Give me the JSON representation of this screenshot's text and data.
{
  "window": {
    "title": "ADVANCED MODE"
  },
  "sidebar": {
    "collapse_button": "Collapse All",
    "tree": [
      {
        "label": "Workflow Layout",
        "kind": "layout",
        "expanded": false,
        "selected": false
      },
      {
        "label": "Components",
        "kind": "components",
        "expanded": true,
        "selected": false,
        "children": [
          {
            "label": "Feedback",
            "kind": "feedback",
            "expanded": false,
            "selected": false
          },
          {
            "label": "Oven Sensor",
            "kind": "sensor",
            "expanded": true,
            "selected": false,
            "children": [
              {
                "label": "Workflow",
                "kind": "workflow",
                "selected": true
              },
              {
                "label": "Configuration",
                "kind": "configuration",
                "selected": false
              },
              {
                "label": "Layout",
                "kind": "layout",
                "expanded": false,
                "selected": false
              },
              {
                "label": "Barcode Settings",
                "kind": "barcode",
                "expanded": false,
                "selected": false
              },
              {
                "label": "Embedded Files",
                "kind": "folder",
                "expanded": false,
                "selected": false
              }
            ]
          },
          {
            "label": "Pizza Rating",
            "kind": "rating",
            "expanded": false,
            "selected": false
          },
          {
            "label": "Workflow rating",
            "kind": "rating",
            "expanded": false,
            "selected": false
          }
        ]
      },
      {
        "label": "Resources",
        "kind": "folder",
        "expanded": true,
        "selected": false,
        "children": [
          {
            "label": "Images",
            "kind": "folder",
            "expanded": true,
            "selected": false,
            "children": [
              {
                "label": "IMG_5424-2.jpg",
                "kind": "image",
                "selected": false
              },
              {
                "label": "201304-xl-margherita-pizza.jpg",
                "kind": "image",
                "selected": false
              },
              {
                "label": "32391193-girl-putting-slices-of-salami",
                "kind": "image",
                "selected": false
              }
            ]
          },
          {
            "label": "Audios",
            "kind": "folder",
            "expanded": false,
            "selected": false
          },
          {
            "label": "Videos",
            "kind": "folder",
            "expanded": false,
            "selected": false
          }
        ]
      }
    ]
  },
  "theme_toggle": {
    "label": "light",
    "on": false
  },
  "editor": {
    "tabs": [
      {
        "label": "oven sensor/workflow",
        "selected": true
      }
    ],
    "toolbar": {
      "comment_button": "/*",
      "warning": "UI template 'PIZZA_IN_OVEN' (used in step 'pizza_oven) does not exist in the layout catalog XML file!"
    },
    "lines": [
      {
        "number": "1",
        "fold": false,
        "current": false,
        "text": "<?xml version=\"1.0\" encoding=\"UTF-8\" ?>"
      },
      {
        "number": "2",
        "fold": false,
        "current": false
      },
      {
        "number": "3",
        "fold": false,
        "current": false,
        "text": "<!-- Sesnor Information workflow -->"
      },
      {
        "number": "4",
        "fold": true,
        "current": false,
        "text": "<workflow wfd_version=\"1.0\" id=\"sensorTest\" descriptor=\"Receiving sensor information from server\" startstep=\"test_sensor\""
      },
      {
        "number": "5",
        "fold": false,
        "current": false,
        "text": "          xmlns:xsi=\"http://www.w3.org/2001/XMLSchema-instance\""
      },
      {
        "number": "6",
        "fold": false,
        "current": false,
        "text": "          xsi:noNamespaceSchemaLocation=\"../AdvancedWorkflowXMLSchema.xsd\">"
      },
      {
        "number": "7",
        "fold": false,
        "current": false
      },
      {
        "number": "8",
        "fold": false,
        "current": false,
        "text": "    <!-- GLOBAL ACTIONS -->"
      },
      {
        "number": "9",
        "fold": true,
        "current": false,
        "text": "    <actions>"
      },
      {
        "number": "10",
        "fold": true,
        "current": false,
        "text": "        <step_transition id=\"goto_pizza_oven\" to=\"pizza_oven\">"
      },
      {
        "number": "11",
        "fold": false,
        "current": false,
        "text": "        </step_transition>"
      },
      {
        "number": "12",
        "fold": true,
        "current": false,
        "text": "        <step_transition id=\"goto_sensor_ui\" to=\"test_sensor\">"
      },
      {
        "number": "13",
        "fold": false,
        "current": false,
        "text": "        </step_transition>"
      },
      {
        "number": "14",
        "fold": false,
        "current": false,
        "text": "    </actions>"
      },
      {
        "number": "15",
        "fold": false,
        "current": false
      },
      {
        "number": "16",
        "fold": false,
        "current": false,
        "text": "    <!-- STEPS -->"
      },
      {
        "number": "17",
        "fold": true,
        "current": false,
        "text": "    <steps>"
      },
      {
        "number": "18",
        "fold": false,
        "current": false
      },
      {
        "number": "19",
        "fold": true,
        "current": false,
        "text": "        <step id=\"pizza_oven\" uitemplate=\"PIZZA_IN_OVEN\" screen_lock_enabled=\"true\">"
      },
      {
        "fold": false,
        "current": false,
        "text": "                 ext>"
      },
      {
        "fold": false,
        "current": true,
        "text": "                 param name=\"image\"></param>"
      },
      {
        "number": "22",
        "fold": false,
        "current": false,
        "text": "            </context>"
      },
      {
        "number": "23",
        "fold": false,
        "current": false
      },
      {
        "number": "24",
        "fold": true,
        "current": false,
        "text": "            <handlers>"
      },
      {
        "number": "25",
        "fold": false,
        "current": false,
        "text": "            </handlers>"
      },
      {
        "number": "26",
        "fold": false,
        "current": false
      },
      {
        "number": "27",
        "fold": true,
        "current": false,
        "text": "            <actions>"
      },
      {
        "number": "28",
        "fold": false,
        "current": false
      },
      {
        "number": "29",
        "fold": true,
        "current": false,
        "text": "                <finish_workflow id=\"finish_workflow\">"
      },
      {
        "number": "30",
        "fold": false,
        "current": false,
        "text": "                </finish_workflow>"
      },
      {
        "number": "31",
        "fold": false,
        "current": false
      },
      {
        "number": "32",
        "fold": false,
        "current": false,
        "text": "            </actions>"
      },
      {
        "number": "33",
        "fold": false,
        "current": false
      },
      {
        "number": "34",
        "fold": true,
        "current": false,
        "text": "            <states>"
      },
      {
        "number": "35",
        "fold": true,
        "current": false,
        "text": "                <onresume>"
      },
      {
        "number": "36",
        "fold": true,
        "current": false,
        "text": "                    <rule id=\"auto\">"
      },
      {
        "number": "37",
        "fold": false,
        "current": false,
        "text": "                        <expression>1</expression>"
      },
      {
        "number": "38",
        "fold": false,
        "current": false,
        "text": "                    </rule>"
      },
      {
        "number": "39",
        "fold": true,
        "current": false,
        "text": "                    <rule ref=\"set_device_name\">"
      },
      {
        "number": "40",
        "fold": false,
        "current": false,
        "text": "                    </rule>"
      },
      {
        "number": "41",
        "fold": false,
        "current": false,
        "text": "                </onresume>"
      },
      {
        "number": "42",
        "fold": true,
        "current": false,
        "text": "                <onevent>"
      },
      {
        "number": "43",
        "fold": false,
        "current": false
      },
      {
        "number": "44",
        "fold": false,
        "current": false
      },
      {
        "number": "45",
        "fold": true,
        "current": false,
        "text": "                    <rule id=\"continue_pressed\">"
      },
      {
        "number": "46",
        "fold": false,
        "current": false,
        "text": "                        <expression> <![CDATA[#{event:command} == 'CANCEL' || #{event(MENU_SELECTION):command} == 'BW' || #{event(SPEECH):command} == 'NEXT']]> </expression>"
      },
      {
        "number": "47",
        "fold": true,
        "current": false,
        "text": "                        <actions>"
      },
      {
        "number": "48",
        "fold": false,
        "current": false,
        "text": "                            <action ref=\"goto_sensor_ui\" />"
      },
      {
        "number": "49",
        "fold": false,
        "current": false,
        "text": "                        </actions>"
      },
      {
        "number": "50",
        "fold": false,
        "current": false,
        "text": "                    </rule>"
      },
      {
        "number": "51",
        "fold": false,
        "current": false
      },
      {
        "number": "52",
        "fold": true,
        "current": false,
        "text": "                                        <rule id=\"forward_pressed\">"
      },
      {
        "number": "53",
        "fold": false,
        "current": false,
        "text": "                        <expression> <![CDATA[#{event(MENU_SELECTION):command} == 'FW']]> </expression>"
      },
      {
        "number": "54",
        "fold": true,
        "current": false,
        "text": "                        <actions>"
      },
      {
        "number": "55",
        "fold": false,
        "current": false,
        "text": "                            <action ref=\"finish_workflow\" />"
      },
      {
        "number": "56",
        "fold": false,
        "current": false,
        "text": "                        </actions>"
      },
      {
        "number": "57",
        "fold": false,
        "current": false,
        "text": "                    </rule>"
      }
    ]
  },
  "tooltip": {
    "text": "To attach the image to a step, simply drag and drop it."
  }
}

===============

Look through the material above. Copy each line where the word "expression" appears.

        "text": "                        <expression>1</expression>"
        "text": "                        <expression> <![CDATA[#{event:command} == 'CANCEL' || #{event(MENU_SELECTION):command} == 'BW' || #{event(SPEECH):command} == 'NEXT']]> </expression>"
        "text": "                        <expression> <![CDATA[#{event(MENU_SELECTION):command} == 'FW']]> </expression>"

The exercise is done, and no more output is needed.